**Your objective**: Review the material line by line. Identify and copy every line that contains the string "Output".

Figure data in JSON
-- START --

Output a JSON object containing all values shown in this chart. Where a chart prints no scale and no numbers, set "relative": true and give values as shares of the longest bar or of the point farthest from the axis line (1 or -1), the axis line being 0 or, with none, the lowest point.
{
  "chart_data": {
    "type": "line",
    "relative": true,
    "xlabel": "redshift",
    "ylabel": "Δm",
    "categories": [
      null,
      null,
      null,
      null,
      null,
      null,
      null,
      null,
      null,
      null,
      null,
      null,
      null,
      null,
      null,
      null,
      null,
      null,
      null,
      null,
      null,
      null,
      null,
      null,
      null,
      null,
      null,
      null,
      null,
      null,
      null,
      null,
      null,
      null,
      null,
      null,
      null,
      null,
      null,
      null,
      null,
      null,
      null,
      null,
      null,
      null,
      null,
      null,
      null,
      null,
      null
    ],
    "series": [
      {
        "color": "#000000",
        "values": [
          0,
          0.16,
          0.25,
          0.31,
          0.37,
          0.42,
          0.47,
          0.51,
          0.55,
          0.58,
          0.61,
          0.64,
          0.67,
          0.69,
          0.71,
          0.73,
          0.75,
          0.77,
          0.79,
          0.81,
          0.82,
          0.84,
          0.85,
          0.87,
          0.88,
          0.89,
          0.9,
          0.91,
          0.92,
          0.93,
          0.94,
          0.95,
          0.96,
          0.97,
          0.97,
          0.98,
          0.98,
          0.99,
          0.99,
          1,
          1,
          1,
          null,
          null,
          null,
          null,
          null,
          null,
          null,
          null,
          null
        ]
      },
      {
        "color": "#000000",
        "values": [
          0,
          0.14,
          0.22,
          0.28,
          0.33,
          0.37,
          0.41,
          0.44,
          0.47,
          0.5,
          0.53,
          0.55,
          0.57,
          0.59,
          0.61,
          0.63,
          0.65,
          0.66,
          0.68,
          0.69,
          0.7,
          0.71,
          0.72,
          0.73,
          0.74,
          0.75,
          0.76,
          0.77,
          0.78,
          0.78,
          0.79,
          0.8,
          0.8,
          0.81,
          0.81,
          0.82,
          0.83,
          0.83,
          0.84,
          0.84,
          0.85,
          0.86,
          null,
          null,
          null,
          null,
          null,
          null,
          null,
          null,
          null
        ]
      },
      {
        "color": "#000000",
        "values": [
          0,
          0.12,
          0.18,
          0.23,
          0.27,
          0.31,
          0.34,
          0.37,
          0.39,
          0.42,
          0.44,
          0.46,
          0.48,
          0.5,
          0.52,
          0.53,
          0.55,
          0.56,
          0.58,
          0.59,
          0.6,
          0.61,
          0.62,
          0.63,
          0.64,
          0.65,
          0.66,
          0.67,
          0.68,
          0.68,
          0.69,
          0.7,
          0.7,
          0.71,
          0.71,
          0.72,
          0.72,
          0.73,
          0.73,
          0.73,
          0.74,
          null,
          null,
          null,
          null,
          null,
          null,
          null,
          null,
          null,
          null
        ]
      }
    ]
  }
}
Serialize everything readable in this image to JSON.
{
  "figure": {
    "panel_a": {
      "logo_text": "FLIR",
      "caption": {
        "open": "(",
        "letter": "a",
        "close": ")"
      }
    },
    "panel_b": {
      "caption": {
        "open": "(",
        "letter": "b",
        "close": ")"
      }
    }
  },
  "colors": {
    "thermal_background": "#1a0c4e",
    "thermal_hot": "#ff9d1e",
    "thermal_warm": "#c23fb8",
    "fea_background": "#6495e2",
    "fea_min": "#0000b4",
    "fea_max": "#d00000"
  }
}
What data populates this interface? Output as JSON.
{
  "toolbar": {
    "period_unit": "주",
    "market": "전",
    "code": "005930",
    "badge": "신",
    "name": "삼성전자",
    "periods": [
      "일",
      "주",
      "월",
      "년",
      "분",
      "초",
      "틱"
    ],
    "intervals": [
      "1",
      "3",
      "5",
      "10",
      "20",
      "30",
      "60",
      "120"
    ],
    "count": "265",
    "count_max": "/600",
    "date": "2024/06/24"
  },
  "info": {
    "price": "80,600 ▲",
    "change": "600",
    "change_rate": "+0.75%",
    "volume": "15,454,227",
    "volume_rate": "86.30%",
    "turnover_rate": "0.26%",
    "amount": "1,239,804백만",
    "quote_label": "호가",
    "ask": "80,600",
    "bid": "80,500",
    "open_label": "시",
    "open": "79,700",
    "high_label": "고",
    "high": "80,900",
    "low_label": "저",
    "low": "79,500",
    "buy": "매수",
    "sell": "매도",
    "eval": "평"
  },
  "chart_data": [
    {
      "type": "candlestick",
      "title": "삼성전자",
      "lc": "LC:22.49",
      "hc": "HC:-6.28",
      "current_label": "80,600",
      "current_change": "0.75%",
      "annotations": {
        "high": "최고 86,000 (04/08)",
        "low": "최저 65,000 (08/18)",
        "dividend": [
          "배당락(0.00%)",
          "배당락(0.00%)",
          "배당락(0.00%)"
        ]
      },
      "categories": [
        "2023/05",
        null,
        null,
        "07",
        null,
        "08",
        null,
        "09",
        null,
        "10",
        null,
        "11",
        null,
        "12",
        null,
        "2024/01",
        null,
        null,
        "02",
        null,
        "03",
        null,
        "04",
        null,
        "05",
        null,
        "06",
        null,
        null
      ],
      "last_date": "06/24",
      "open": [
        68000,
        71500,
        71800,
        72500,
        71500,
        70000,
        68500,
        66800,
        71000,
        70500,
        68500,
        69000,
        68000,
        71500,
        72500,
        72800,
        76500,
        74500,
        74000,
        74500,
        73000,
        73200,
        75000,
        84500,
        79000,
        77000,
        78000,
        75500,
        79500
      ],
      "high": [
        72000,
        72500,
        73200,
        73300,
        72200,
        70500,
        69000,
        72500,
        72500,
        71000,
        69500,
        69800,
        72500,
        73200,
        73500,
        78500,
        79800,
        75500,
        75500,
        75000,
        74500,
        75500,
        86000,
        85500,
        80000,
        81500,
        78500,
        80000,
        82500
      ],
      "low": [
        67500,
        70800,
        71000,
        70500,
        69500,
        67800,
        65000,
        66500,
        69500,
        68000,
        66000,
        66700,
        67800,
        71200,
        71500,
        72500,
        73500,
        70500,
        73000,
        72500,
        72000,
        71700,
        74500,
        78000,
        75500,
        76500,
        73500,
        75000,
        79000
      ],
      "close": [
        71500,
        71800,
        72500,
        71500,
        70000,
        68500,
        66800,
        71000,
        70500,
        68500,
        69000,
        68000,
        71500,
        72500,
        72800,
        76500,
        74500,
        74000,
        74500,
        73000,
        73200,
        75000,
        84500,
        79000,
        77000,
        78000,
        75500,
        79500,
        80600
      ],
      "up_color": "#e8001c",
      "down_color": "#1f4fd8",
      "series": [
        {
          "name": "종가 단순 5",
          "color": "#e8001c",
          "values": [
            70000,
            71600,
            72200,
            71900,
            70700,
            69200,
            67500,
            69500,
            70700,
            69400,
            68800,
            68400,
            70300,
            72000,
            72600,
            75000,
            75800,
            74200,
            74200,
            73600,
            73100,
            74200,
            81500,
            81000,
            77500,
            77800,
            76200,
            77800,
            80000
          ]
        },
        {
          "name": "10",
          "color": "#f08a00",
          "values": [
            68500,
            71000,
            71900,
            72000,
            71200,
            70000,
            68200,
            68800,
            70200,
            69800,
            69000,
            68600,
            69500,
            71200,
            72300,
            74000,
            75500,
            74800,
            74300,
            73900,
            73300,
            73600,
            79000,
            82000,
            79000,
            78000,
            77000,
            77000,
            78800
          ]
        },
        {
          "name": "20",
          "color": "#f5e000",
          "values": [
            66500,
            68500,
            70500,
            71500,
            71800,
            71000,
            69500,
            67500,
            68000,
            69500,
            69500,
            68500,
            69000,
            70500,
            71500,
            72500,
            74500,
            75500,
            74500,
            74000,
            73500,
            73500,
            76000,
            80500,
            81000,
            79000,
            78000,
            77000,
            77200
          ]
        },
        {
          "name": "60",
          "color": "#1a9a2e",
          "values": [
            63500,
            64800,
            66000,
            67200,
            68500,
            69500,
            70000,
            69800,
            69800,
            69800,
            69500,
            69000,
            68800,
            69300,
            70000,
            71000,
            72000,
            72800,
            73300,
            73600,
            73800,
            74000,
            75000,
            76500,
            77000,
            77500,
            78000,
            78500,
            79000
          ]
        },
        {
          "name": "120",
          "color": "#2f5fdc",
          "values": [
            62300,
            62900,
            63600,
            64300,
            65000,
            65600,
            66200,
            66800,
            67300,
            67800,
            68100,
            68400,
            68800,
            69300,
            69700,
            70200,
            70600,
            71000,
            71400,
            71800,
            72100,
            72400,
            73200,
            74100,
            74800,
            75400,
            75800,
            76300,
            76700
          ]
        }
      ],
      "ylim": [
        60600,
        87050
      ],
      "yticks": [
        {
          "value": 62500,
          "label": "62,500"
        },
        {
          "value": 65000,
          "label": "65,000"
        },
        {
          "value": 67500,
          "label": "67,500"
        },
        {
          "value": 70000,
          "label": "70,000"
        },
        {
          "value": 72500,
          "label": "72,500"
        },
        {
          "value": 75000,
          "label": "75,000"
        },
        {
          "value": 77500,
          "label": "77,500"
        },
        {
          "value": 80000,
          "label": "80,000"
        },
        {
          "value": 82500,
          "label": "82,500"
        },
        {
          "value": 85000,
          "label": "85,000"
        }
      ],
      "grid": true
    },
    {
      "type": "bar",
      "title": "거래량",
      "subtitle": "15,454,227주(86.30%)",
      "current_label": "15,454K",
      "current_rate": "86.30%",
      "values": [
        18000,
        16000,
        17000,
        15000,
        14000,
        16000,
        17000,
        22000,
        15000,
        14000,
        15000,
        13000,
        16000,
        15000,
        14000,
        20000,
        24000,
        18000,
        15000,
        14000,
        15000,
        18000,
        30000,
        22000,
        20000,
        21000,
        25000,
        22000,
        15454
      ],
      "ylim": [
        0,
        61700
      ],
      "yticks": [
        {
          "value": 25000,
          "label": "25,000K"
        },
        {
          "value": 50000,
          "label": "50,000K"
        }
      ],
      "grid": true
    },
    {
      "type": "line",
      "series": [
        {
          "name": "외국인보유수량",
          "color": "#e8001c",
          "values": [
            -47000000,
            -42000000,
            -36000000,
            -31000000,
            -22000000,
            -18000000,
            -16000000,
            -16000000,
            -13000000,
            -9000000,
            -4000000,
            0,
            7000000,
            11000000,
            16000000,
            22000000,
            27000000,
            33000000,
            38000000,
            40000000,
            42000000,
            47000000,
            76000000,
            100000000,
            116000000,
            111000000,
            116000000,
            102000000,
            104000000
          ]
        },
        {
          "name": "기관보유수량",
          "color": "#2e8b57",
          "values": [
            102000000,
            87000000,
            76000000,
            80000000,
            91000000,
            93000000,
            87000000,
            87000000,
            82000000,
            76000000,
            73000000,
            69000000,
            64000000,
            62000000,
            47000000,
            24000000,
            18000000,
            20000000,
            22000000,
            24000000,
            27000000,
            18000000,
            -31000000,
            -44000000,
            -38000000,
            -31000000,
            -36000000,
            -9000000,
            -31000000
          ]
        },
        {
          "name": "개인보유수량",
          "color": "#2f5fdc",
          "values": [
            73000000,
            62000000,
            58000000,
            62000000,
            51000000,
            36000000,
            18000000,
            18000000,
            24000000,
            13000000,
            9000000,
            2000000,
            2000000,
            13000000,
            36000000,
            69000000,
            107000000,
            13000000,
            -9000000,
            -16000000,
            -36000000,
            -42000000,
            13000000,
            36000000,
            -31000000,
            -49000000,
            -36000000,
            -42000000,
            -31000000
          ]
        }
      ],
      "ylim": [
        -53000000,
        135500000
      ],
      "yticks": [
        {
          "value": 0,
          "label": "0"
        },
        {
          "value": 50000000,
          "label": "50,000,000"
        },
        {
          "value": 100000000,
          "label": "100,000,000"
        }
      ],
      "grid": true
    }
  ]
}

-- END --

**Solution for this problem**:
Output a JSON object containing all values shown in this chart. Where a chart prints no scale and no numbers, set "relative": true and give values as shares of the longest bar or of the point farthest from the axis line (1 or -1), the axis line being 0 or, with none, the lowest point.
What data populates this interface? Output as JSON.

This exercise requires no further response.